*WHAT YOU HAVE TO DO*
Show all lines holding the string "Comité".

Saved data entries
-=-=-=-=-
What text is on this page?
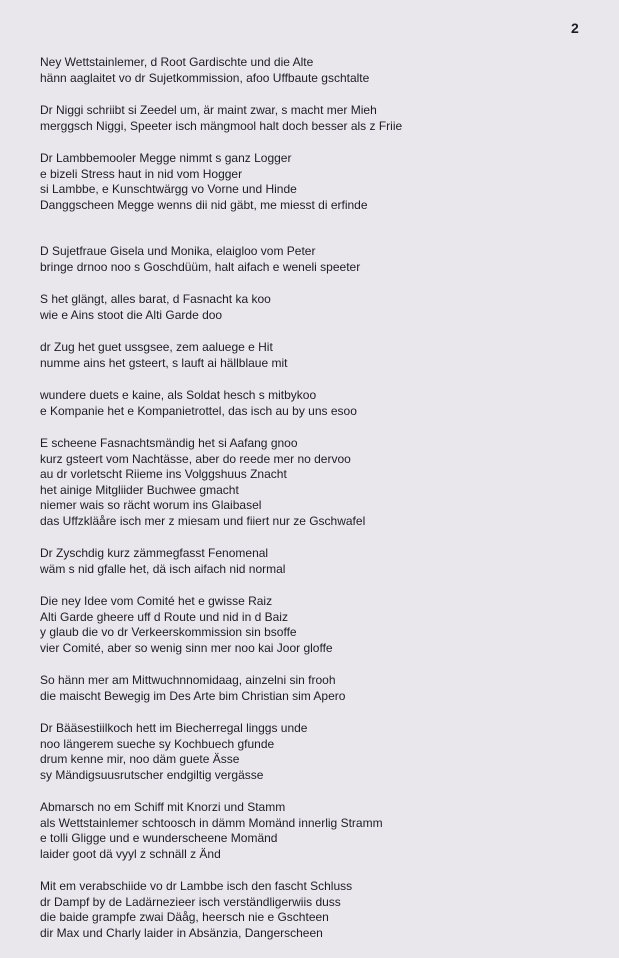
2
Ney Wettstainlemer, d Root Gardischte und die Alte
hänn aaglaitet vo dr Sujetkommission, afoo Uffbaute gschtalte
Dr Niggi schriibt si Zeedel um, är maint zwar, s macht mer Mieh
merggsch Niggi, Speeter isch mängmool halt doch besser als z Friie
Dr Lambbemooler Megge nimmt s ganz Logger
e bizeli Stress haut in nid vom Hogger
si Lambbe, e Kunschtwärgg vo Vorne und Hinde
Danggscheen Megge wenns dii nid gäbt, me miesst di erfinde
D Sujetfraue Gisela und Monika, elaigloo vom Peter
bringe drnoo noo s Goschdüüm, halt aifach e weneli speeter
S het glängt, alles barat, d Fasnacht ka koo
wie e Ains stoot die Alti Garde doo
dr Zug het guet ussgsee, zem aaluege e Hit
numme ains het gsteert, s lauft ai hällblaue mit
wundere duets e kaine, als Soldat hesch s mitbykoo
e Kompanie het e Kompanietrottel, das isch au by uns esoo
E scheene Fasnachtsmändig het si Aafang gnoo
kurz gsteert vom Nachtässe, aber do reede mer no dervoo
au dr vorletscht Riieme ins Volggshuus Znacht
het ainige Mitgliider Buchwee gmacht
niemer wais so rächt worum ins Glaibasel
das Uffzkläåre isch mer z miesam und fiiert nur ze Gschwafel
Dr Zyschdig kurz zämmegfasst Fenomenal
wäm s nid gfalle het, dä isch aifach nid normal
Die ney Idee vom Comité het e gwisse Raiz
Alti Garde gheere uff d Route und nid in d Baiz
y glaub die vo dr Verkeerskommission sin bsoffe
vier Comité, aber so wenig sinn mer noo kai Joor gloffe
So hänn mer am Mittwuchnnomidaag, ainzelni sin frooh
die maischt Bewegig im Des Arte bim Christian sim Apero
Dr Bääsestiilkoch hett im Biecherregal linggs unde
noo längerem sueche sy Kochbuech gfunde
drum kenne mir, noo däm guete Ässe
sy Mändigsuusrutscher endgiltig vergässe
Abmarsch no em Schiff mit Knorzi und Stamm
als Wettstainlemer schtoosch in dämm Momänd innerlig Stramm
e tolli Gligge und e wunderscheene Momänd
laider goot dä vyyl z schnäll z Änd
Mit em verabschiide vo dr Lambbe isch den fascht Schluss
dr Dampf by de Ladärnezieer isch verständligerwiis duss
die baide grampfe zwai Däåg, heersch nie e Gschteen
dir Max und Charly laider in Absänzia, Dangerscheen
-=-=-=-=-
*EXERCISE RESULT*
Die ney Idee vom Comité het e gwisse Raiz
vier Comité, aber so wenig sinn mer noo kai Joor gloffe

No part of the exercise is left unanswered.